_PROBLEM DETAILS_
Could you extract every entry below and reproduce it exactly?

_LISTED ENTRIES_
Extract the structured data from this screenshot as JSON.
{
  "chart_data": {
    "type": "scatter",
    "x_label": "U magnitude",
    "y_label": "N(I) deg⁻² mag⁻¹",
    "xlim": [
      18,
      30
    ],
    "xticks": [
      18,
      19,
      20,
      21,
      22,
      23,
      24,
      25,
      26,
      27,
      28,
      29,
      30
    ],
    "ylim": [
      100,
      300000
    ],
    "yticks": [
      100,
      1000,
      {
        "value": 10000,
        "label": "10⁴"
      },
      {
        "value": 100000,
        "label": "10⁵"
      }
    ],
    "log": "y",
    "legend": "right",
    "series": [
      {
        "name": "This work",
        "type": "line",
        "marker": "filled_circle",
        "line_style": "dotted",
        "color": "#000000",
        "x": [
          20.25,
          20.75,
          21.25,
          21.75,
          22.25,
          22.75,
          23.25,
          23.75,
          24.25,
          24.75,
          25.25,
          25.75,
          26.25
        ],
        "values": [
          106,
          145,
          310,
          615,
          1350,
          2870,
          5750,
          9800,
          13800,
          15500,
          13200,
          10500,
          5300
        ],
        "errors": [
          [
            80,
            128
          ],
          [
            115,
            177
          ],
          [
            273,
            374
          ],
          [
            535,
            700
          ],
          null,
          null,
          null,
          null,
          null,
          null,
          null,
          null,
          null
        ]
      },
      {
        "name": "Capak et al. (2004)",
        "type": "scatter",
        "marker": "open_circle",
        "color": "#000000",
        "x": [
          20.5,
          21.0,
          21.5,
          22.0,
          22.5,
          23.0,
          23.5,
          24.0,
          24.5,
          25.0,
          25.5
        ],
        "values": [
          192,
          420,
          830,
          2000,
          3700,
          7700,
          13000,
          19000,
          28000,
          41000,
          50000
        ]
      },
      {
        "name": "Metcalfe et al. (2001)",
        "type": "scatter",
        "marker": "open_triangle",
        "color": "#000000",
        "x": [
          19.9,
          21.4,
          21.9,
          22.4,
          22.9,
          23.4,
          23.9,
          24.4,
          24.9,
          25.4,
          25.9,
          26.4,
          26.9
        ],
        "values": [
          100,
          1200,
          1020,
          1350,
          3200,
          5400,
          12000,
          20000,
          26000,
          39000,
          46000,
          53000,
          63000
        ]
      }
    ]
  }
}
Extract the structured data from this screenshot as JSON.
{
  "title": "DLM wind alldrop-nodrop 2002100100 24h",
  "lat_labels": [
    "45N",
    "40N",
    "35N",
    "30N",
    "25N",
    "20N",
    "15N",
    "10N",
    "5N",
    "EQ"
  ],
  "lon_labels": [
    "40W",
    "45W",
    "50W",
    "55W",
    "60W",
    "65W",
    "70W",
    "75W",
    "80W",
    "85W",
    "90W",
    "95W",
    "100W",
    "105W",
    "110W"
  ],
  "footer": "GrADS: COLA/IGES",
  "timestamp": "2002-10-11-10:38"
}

_TASK SOLUTION_
Extract the structured data from this screenshot as JSON.
{
  "chart_data": {
    "type": "scatter",
    "x_label": "U magnitude",
    "y_label": "N(I) deg⁻² mag⁻¹",
    "xlim": [
      18,
      30
    ],
    "xticks": [
      18,
      19,
      20,
      21,
      22,
      23,
      24,
      25,
      26,
      27,
      28,
      29,
      30
    ],
    "ylim": [
      100,
      300000
    ],
    "yticks": [
      100,
      1000,
      {
        "value": 10000,
        "label": "10⁴"
      },
      {
        "value": 100000,
        "label": "10⁵"
      }
    ],
    "log": "y",
    "legend": "right",
    "series": [
      {
        "name": "This work",
        "type": "line",
        "marker": "filled_circle",
        "line_style": "dotted",
        "color": "#000000",
        "x": [
          20.25,
          20.75,
          21.25,
          21.75,
          22.25,
          22.75,
          23.25,
          23.75,
          24.25,
          24.75,
          25.25,
          25.75,
          26.25
        ],
        "values": [
          106,
          145,
          310,
          615,
          1350,
          2870,
          5750,
          9800,
          13800,
          15500,
          13200,
          10500,
          5300
        ],
        "errors": [
          [
            80,
            128
          ],
          [
            115,
            177
          ],
          [
            273,
            374
          ],
          [
            535,
            700
          ],
          null,
          null,
          null,
          null,
          null,
          null,
          null,
          null,
          null
        ]
      },
      {
        "name": "Capak et al. (2004)",
        "type": "scatter",
        "marker": "open_circle",
        "color": "#000000",
        "x": [
          20.5,
          21.0,
          21.5,
          22.0,
          22.5,
          23.0,
          23.5,
          24.0,
          24.5,
          25.0,
          25.5
        ],
        "values": [
          192,
          420,
          830,
          2000,
          3700,
          7700,
          13000,
          19000,
          28000,
          41000,
          50000
        ]
      },
      {
        "name": "Metcalfe et al. (2001)",
        "type": "scatter",
        "marker": "open_triangle",
        "color": "#000000",
        "x": [
          19.9,
          21.4,
          21.9,
          22.4,
          22.9,
          23.4,
          23.9,
          24.4,
          24.9,
          25.4,
          25.9,
          26.4,
          26.9
        ],
        "values": [
          100,
          1200,
          1020,
          1350,
          3200,
          5400,
          12000,
          20000,
          26000,
          39000,
          46000,
          53000,
          63000
        ]
      }
    ]
  }
}
Extract the structured data from this screenshot as JSON.
{
  "title": "DLM wind alldrop-nodrop 2002100100 24h",
  "lat_labels": [
    "45N",
    "40N",
    "35N",
    "30N",
    "25N",
    "20N",
    "15N",
    "10N",
    "5N",
    "EQ"
  ],
  "lon_labels": [
    "40W",
    "45W",
    "50W",
    "55W",
    "60W",
    "65W",
    "70W",
    "75W",
    "80W",
    "85W",
    "90W",
    "95W",
    "100W",
    "105W",
    "110W"
  ],
  "footer": "GrADS: COLA/IGES",
  "timestamp": "2002-10-11-10:38"
}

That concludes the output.